Problem statement: In the article on panic attacks, set down everything from "Saturday January 26" down to "or mental symptoms.".

Text section:
The reality of panic attacks

Saturday January 26 2013

By Derrick Nomujuni.

Leila is a 26-year-old sales executive with one of the telecom companies in town. A few months back while taking a taxi from work , the vehicle she was travelling in was involved in a fatal head on collision, in which a boda boda rider and passenger were killed on the spot. Since then, she feels a lot of anxiety, uneasiness and finds it hard to breathe when moving in any vehicle. This has caused her to miss work on several occasions and she is currently on probation.

Dr Raymond Odokonyero, a psychiatrist at Mulago hospital, defines Leila’s experiences as panic attacks. He describes a panic attack as a sudden onset of a brief period of intense discomfort, fear and anxiety, usually accompanied by physical or mental symptoms.

When someone develops a series of these attacks over time or there is an alteration in their behaviour to avoid situations that may predispose them to these attacks, then it is termed as a panic disorder. This disorder is a small group of a whole range of other anxiety disorders but is the most common in our setting. This disorder usually manifests during adolescence and early childhood with women being two to three times more affected than men.

The effects
This condition can be particularly distressing in terms of lifestyle as the affected persons cannot travel alone in crowds, go to malls or use public transportation for fear of getting an attack. They also face issues with employment and are at risk for depression, substance abuse and even suicide.

Handling the disorder
Well, according to Dr Jane Nakiggude, a clinical psychologist at Mulago hospital, some people may recover with treatment particularly if they continue to confront situations where attacks have occurred; this is usually with the help of a close confidant.

She adds that cognitive behavioural therapy is the treatment of choice for most patients. This involves a process of altering an individual’s thought and behaviour patterns usually to reassure them that their condition is not fatal and that they are in charge. She adds that this may or may not be used with drug therapy.

She concludes by adding that overall the prognosis is good as over 85 percent of people who adhere to treatment achieve complete remission.

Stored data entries
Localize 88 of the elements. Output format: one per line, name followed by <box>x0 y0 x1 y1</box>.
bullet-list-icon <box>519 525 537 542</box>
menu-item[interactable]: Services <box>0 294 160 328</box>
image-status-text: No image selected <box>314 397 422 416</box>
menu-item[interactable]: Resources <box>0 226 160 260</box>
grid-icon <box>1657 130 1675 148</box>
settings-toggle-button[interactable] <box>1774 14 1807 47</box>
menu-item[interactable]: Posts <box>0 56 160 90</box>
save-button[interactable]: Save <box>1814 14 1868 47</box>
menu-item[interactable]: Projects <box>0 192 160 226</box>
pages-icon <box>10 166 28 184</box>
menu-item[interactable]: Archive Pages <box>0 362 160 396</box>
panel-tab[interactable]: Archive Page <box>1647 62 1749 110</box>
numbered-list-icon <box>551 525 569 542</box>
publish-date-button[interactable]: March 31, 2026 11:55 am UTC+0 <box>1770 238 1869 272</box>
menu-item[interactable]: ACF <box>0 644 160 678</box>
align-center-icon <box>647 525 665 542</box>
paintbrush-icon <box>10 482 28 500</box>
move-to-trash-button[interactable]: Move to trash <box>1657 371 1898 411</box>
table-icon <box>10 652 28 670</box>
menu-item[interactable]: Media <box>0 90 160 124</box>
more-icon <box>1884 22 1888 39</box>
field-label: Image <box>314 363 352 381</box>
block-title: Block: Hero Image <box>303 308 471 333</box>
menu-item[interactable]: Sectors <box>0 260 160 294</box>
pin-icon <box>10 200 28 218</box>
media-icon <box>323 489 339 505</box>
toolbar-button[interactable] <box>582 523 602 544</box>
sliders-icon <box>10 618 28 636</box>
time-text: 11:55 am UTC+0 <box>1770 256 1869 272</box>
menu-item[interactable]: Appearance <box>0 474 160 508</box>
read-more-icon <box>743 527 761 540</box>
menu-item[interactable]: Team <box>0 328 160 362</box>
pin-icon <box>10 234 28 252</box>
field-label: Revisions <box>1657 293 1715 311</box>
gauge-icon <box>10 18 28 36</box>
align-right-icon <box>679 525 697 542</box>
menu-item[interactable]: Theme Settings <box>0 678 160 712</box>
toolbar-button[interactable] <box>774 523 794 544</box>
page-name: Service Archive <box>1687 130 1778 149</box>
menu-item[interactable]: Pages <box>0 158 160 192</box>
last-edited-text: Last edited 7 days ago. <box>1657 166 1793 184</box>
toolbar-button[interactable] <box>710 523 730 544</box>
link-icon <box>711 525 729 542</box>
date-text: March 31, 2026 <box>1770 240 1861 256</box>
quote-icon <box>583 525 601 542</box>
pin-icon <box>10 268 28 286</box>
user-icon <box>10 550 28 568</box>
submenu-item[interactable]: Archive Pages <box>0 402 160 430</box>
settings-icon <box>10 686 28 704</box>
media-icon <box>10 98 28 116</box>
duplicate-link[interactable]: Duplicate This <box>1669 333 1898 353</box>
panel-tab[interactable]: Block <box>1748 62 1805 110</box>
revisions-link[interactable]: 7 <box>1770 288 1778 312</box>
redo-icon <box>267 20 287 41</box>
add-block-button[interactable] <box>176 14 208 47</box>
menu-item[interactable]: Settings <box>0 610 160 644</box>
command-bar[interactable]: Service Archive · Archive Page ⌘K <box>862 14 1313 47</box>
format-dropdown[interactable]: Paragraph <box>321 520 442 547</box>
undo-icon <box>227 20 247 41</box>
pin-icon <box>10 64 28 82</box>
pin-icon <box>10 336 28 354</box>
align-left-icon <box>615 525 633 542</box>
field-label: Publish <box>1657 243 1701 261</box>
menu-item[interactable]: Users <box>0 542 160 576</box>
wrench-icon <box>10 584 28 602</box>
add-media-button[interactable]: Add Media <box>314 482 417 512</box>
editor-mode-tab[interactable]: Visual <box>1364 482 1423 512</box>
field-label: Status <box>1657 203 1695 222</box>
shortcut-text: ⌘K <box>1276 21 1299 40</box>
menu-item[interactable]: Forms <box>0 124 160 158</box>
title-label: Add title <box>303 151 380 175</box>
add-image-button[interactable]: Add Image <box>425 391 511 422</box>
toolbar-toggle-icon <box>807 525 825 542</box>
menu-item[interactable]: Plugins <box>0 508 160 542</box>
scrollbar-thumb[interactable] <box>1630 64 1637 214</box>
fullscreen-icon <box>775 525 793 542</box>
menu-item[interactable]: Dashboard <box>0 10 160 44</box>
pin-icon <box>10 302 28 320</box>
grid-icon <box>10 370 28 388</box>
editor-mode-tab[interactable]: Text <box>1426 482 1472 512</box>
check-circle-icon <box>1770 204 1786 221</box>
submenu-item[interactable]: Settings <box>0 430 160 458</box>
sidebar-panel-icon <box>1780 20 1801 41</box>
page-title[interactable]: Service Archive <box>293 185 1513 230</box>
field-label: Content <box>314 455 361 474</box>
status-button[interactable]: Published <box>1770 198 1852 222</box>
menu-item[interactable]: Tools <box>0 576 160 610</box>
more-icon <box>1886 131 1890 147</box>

Result of this exercise:
Saturday January 26 2013

By Derrick Nomujuni.

Leila is a 26-year-old sales executive with one of the telecom companies in town. A few months back while taking a taxi from work , the vehicle she was travelling in was involved in a fatal head on collision, in which a boda boda rider and passenger were killed on the spot. Since then, she feels a lot of anxiety, uneasiness and finds it hard to breathe when moving in any vehicle. This has caused her to miss work on several occasions and she is currently on probation.

Dr Raymond Odokonyero, a psychiatrist at Mulago hospital, defines Leila’s experiences as panic attacks. He describes a panic attack as a sudden onset of a brief period of intense discomfort, fear and anxiety, usually accompanied by physical or mental symptoms.